(begin)

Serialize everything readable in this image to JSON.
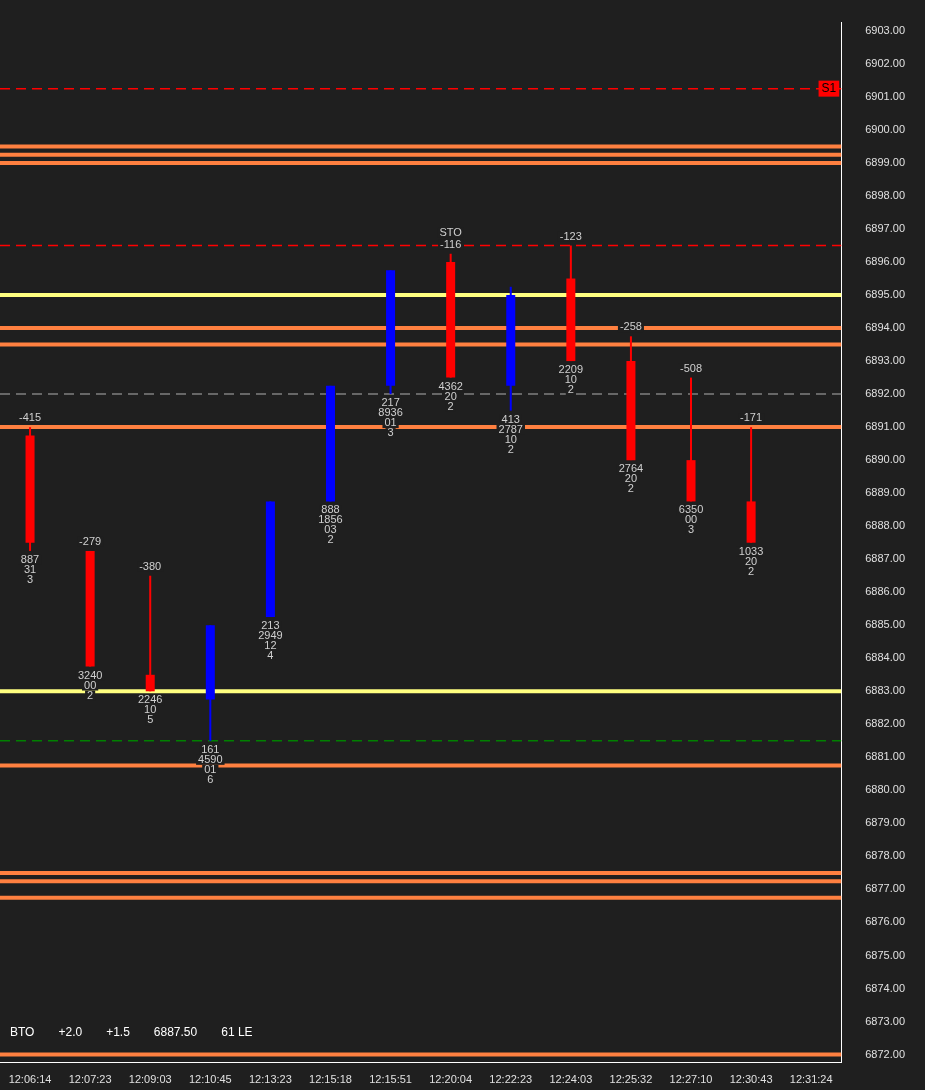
{
  "chart_data": {
    "type": "candlestick",
    "grid": false,
    "categories": [
      "12:06:14",
      "12:07:23",
      "12:09:03",
      "12:10:45",
      "12:13:23",
      "12:15:18",
      "12:15:51",
      "12:20:04",
      "12:22:23",
      "12:24:03",
      "12:25:32",
      "12:27:10",
      "12:30:43",
      "12:31:24"
    ],
    "ohlc": [
      [
        6890.75,
        6891.0,
        6887.25,
        6887.5
      ],
      [
        6887.25,
        6887.25,
        6883.75,
        6883.75
      ],
      [
        6883.5,
        6886.5,
        6883.0,
        6883.0
      ],
      [
        6882.75,
        6885.0,
        6881.5,
        6885.0
      ],
      [
        6885.25,
        6888.75,
        6885.25,
        6888.75
      ],
      [
        6888.75,
        6892.25,
        6888.75,
        6892.25
      ],
      [
        6892.25,
        6895.75,
        6892.0,
        6895.75
      ],
      [
        6896.0,
        6896.25,
        6892.5,
        6892.5
      ],
      [
        6892.25,
        6895.25,
        6891.5,
        6895.0
      ],
      [
        6895.5,
        6896.5,
        6893.0,
        6893.0
      ],
      [
        6893.0,
        6893.75,
        6890.0,
        6890.0
      ],
      [
        6890.0,
        6892.5,
        6888.75,
        6888.75
      ],
      [
        6888.75,
        6891.0,
        6887.5,
        6887.5
      ],
      null
    ],
    "colors": [
      "#ff0000",
      "#ff0000",
      "#ff0000",
      "#0000ff",
      "#0000ff",
      "#0000ff",
      "#0000ff",
      "#ff0000",
      "#0000ff",
      "#ff0000",
      "#ff0000",
      "#ff0000",
      "#ff0000",
      null
    ],
    "ylim": [
      6871.75,
      6903.25
    ],
    "yticks": [
      {
        "value": 6872,
        "label": "6872.00"
      },
      {
        "value": 6873,
        "label": "6873.00"
      },
      {
        "value": 6874,
        "label": "6874.00"
      },
      {
        "value": 6875,
        "label": "6875.00"
      },
      {
        "value": 6876,
        "label": "6876.00"
      },
      {
        "value": 6877,
        "label": "6877.00"
      },
      {
        "value": 6878,
        "label": "6878.00"
      },
      {
        "value": 6879,
        "label": "6879.00"
      },
      {
        "value": 6880,
        "label": "6880.00"
      },
      {
        "value": 6881,
        "label": "6881.00"
      },
      {
        "value": 6882,
        "label": "6882.00"
      },
      {
        "value": 6883,
        "label": "6883.00"
      },
      {
        "value": 6884,
        "label": "6884.00"
      },
      {
        "value": 6885,
        "label": "6885.00"
      },
      {
        "value": 6886,
        "label": "6886.00"
      },
      {
        "value": 6887,
        "label": "6887.00"
      },
      {
        "value": 6888,
        "label": "6888.00"
      },
      {
        "value": 6889,
        "label": "6889.00"
      },
      {
        "value": 6890,
        "label": "6890.00"
      },
      {
        "value": 6891,
        "label": "6891.00"
      },
      {
        "value": 6892,
        "label": "6892.00"
      },
      {
        "value": 6893,
        "label": "6893.00"
      },
      {
        "value": 6894,
        "label": "6894.00"
      },
      {
        "value": 6895,
        "label": "6895.00"
      },
      {
        "value": 6896,
        "label": "6896.00"
      },
      {
        "value": 6897,
        "label": "6897.00"
      },
      {
        "value": 6898,
        "label": "6898.00"
      },
      {
        "value": 6899,
        "label": "6899.00"
      },
      {
        "value": 6900,
        "label": "6900.00"
      },
      {
        "value": 6901,
        "label": "6901.00"
      },
      {
        "value": 6902,
        "label": "6902.00"
      },
      {
        "value": 6903,
        "label": "6903.00"
      }
    ],
    "ref_lines": [
      {
        "axis": "y",
        "value": 6899.5,
        "color": "#ff8040",
        "line_style": "solid"
      },
      {
        "axis": "y",
        "value": 6899.25,
        "color": "#ff8040",
        "line_style": "solid"
      },
      {
        "axis": "y",
        "value": 6899.0,
        "color": "#ff8040",
        "line_style": "solid"
      },
      {
        "axis": "y",
        "value": 6894.0,
        "color": "#ff8040",
        "line_style": "solid"
      },
      {
        "axis": "y",
        "value": 6893.5,
        "color": "#ff8040",
        "line_style": "solid"
      },
      {
        "axis": "y",
        "value": 6891.0,
        "color": "#ff8040",
        "line_style": "solid"
      },
      {
        "axis": "y",
        "value": 6880.75,
        "color": "#ff8040",
        "line_style": "solid"
      },
      {
        "axis": "y",
        "value": 6877.5,
        "color": "#ff8040",
        "line_style": "solid"
      },
      {
        "axis": "y",
        "value": 6877.25,
        "color": "#ff8040",
        "line_style": "solid"
      },
      {
        "axis": "y",
        "value": 6876.75,
        "color": "#ff8040",
        "line_style": "solid"
      },
      {
        "axis": "y",
        "value": 6872.0,
        "color": "#ff8040",
        "line_style": "solid"
      },
      {
        "axis": "y",
        "value": 6895.0,
        "color": "#ffff80",
        "line_style": "solid"
      },
      {
        "axis": "y",
        "value": 6883.0,
        "color": "#ffff80",
        "line_style": "solid"
      },
      {
        "axis": "y",
        "value": 6901.25,
        "color": "#ff0000",
        "line_style": "dashed",
        "label": "S1"
      },
      {
        "axis": "y",
        "value": 6896.5,
        "color": "#ff0000",
        "line_style": "dashed"
      },
      {
        "axis": "y",
        "value": 6892.0,
        "color": "#808080",
        "line_style": "dashed"
      },
      {
        "axis": "y",
        "value": 6881.5,
        "color": "#008000",
        "line_style": "dashed"
      }
    ],
    "annotations": [
      {
        "text": "-415",
        "x": "12:06:14",
        "y": 6891.0
      },
      {
        "text": "887",
        "x": "12:06:14",
        "y": 6887.25
      },
      {
        "text": "31",
        "x": "12:06:14",
        "y": 6887.25
      },
      {
        "text": "3",
        "x": "12:06:14",
        "y": 6887.25
      },
      {
        "text": "-279",
        "x": "12:07:23",
        "y": 6887.25
      },
      {
        "text": "3240",
        "x": "12:07:23",
        "y": 6883.75
      },
      {
        "text": "00",
        "x": "12:07:23",
        "y": 6883.75
      },
      {
        "text": "2",
        "x": "12:07:23",
        "y": 6883.75
      },
      {
        "text": "-380",
        "x": "12:09:03",
        "y": 6886.5
      },
      {
        "text": "2246",
        "x": "12:09:03",
        "y": 6883.0
      },
      {
        "text": "10",
        "x": "12:09:03",
        "y": 6883.0
      },
      {
        "text": "5",
        "x": "12:09:03",
        "y": 6883.0
      },
      {
        "text": "161",
        "x": "12:10:45",
        "y": 6881.5
      },
      {
        "text": "4590",
        "x": "12:10:45",
        "y": 6881.5
      },
      {
        "text": "01",
        "x": "12:10:45",
        "y": 6881.5
      },
      {
        "text": "6",
        "x": "12:10:45",
        "y": 6881.5
      },
      {
        "text": "213",
        "x": "12:13:23",
        "y": 6885.25
      },
      {
        "text": "2949",
        "x": "12:13:23",
        "y": 6885.25
      },
      {
        "text": "12",
        "x": "12:13:23",
        "y": 6885.25
      },
      {
        "text": "4",
        "x": "12:13:23",
        "y": 6885.25
      },
      {
        "text": "888",
        "x": "12:15:18",
        "y": 6888.75
      },
      {
        "text": "1856",
        "x": "12:15:18",
        "y": 6888.75
      },
      {
        "text": "03",
        "x": "12:15:18",
        "y": 6888.75
      },
      {
        "text": "2",
        "x": "12:15:18",
        "y": 6888.75
      },
      {
        "text": "217",
        "x": "12:15:51",
        "y": 6892.0
      },
      {
        "text": "8936",
        "x": "12:15:51",
        "y": 6892.0
      },
      {
        "text": "01",
        "x": "12:15:51",
        "y": 6892.0
      },
      {
        "text": "3",
        "x": "12:15:51",
        "y": 6892.0
      },
      {
        "text": "-116",
        "x": "12:20:04",
        "y": 6896.25
      },
      {
        "text": "STO",
        "x": "12:20:04",
        "y": 6896.25
      },
      {
        "text": "4362",
        "x": "12:20:04",
        "y": 6892.5
      },
      {
        "text": "20",
        "x": "12:20:04",
        "y": 6892.5
      },
      {
        "text": "2",
        "x": "12:20:04",
        "y": 6892.5
      },
      {
        "text": "413",
        "x": "12:22:23",
        "y": 6891.5
      },
      {
        "text": "2787",
        "x": "12:22:23",
        "y": 6891.5
      },
      {
        "text": "10",
        "x": "12:22:23",
        "y": 6891.5
      },
      {
        "text": "2",
        "x": "12:22:23",
        "y": 6891.5
      },
      {
        "text": "-123",
        "x": "12:24:03",
        "y": 6896.5
      },
      {
        "text": "2209",
        "x": "12:24:03",
        "y": 6893.0
      },
      {
        "text": "10",
        "x": "12:24:03",
        "y": 6893.0
      },
      {
        "text": "2",
        "x": "12:24:03",
        "y": 6893.0
      },
      {
        "text": "-258",
        "x": "12:25:32",
        "y": 6893.75
      },
      {
        "text": "2764",
        "x": "12:25:32",
        "y": 6890.0
      },
      {
        "text": "20",
        "x": "12:25:32",
        "y": 6890.0
      },
      {
        "text": "2",
        "x": "12:25:32",
        "y": 6890.0
      },
      {
        "text": "-508",
        "x": "12:27:10",
        "y": 6892.5
      },
      {
        "text": "6350",
        "x": "12:27:10",
        "y": 6888.75
      },
      {
        "text": "00",
        "x": "12:27:10",
        "y": 6888.75
      },
      {
        "text": "3",
        "x": "12:27:10",
        "y": 6888.75
      },
      {
        "text": "-171",
        "x": "12:30:43",
        "y": 6891.0
      },
      {
        "text": "1033",
        "x": "12:30:43",
        "y": 6887.5
      },
      {
        "text": "20",
        "x": "12:30:43",
        "y": 6887.5
      },
      {
        "text": "2",
        "x": "12:30:43",
        "y": 6887.5
      },
      "BTO",
      "+2.0",
      "+1.5",
      "6887.50",
      "61 LE"
    ]
  }
}
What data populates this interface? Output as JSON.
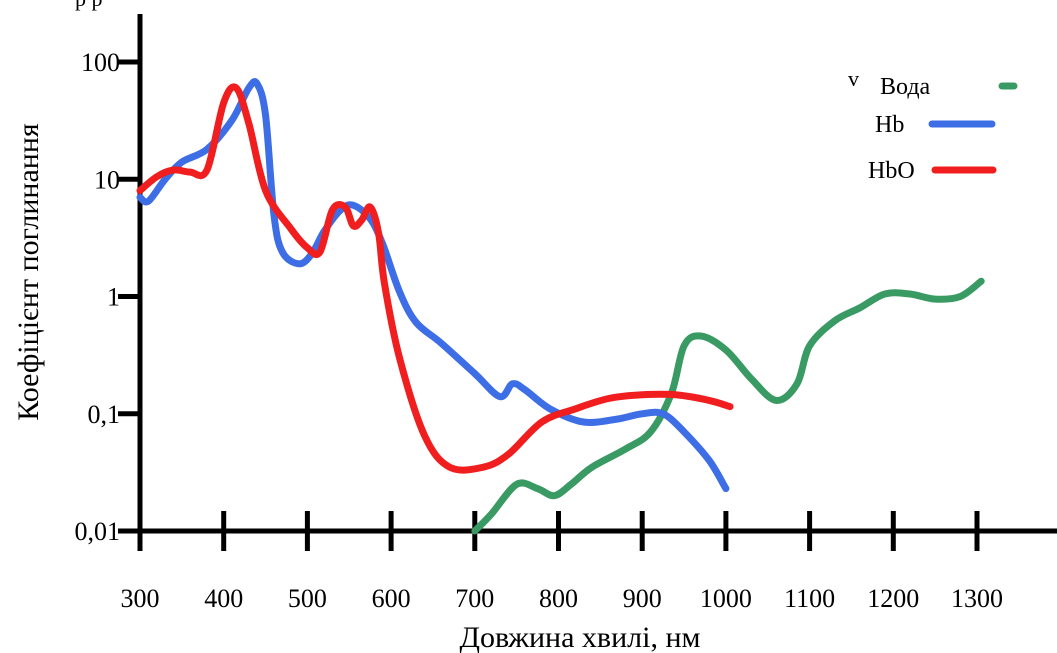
{
  "chart_data": {
    "type": "line",
    "title": "",
    "xlabel": "Довжина хвилі, нм",
    "ylabel": "Коефіцієнт поглинання",
    "yscale": "log",
    "xlim": [
      300,
      1300
    ],
    "ylim": [
      0.01,
      100
    ],
    "x_ticks": [
      300,
      400,
      500,
      600,
      700,
      800,
      900,
      1000,
      1100,
      1200,
      1300
    ],
    "x_tick_labels": [
      "300",
      "400",
      "500",
      "600",
      "700",
      "800",
      "900",
      "1000",
      "1100",
      "1200",
      "1300"
    ],
    "y_ticks": [
      0.01,
      0.1,
      1,
      10,
      100
    ],
    "y_tick_labels": [
      "0,01",
      "0,1",
      "1",
      "10",
      "100"
    ],
    "legend_position": "top-right",
    "stray_mark": "v",
    "series": [
      {
        "name": "Вода",
        "color": "#3a9a63",
        "legend_style": "short-dash",
        "points": [
          [
            700,
            0.01
          ],
          [
            720,
            0.014
          ],
          [
            750,
            0.025
          ],
          [
            775,
            0.023
          ],
          [
            795,
            0.02
          ],
          [
            815,
            0.025
          ],
          [
            840,
            0.035
          ],
          [
            880,
            0.05
          ],
          [
            910,
            0.07
          ],
          [
            935,
            0.15
          ],
          [
            950,
            0.38
          ],
          [
            970,
            0.46
          ],
          [
            1000,
            0.35
          ],
          [
            1030,
            0.2
          ],
          [
            1060,
            0.13
          ],
          [
            1085,
            0.18
          ],
          [
            1100,
            0.38
          ],
          [
            1130,
            0.62
          ],
          [
            1160,
            0.8
          ],
          [
            1190,
            1.05
          ],
          [
            1220,
            1.05
          ],
          [
            1250,
            0.95
          ],
          [
            1280,
            1.0
          ],
          [
            1305,
            1.35
          ]
        ]
      },
      {
        "name": "Hb",
        "color": "#3e6ee6",
        "legend_style": "solid",
        "points": [
          [
            300,
            7
          ],
          [
            310,
            6.5
          ],
          [
            330,
            10
          ],
          [
            350,
            14
          ],
          [
            380,
            18
          ],
          [
            410,
            32
          ],
          [
            430,
            60
          ],
          [
            440,
            65
          ],
          [
            450,
            35
          ],
          [
            460,
            5
          ],
          [
            470,
            2.4
          ],
          [
            490,
            1.9
          ],
          [
            505,
            2.3
          ],
          [
            520,
            3.6
          ],
          [
            540,
            5.5
          ],
          [
            555,
            6
          ],
          [
            575,
            4.6
          ],
          [
            590,
            2.8
          ],
          [
            610,
            1.1
          ],
          [
            630,
            0.6
          ],
          [
            660,
            0.4
          ],
          [
            700,
            0.22
          ],
          [
            730,
            0.14
          ],
          [
            745,
            0.18
          ],
          [
            760,
            0.16
          ],
          [
            790,
            0.11
          ],
          [
            830,
            0.085
          ],
          [
            870,
            0.09
          ],
          [
            900,
            0.1
          ],
          [
            925,
            0.1
          ],
          [
            950,
            0.07
          ],
          [
            980,
            0.04
          ],
          [
            1000,
            0.023
          ]
        ]
      },
      {
        "name": "HbO",
        "color": "#f01e1e",
        "legend_style": "solid",
        "points": [
          [
            300,
            8
          ],
          [
            320,
            10.5
          ],
          [
            340,
            12
          ],
          [
            360,
            11.5
          ],
          [
            380,
            12
          ],
          [
            400,
            45
          ],
          [
            415,
            60
          ],
          [
            430,
            30
          ],
          [
            450,
            8
          ],
          [
            480,
            3.8
          ],
          [
            500,
            2.6
          ],
          [
            515,
            2.4
          ],
          [
            530,
            5.5
          ],
          [
            545,
            5.8
          ],
          [
            555,
            4
          ],
          [
            565,
            4.5
          ],
          [
            575,
            5.8
          ],
          [
            585,
            3.5
          ],
          [
            592,
            1.3
          ],
          [
            610,
            0.3
          ],
          [
            640,
            0.065
          ],
          [
            670,
            0.035
          ],
          [
            710,
            0.035
          ],
          [
            740,
            0.045
          ],
          [
            780,
            0.085
          ],
          [
            820,
            0.11
          ],
          [
            860,
            0.135
          ],
          [
            900,
            0.145
          ],
          [
            940,
            0.145
          ],
          [
            980,
            0.13
          ],
          [
            1005,
            0.115
          ]
        ]
      }
    ]
  }
}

(end)

_Brief_
Extract each line holding the word "this" from the records.

_Solved problem_
Serialize everything readable in this image to JSON.
What data populates this interface? Output as JSON.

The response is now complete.